▶ Exercise directions
Report the number of lines containing "this", with no other words.

====

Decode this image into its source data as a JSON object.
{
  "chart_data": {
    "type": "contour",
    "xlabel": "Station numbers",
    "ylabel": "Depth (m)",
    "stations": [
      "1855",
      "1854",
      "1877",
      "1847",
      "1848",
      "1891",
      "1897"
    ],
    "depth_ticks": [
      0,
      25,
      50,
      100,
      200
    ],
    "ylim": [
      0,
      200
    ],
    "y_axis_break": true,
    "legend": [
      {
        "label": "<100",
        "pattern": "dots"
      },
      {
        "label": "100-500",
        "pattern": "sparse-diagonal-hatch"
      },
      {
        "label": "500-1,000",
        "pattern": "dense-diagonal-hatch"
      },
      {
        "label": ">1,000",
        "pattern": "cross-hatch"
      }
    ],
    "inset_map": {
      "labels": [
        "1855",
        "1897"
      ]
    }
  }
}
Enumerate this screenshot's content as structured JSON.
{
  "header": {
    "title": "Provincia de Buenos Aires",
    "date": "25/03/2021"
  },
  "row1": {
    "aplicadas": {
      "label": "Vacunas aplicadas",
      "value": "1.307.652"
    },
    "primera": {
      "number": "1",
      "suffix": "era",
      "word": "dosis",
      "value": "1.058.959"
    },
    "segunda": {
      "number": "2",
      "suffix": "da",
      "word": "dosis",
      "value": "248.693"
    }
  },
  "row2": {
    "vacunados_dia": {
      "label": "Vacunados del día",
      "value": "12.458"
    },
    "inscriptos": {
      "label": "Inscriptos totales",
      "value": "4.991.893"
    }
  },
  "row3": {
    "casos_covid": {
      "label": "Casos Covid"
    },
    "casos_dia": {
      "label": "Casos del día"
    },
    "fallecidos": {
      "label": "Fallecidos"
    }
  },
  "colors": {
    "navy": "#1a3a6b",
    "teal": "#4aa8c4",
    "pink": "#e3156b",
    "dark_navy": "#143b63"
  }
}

====

▶ Solved exercise
2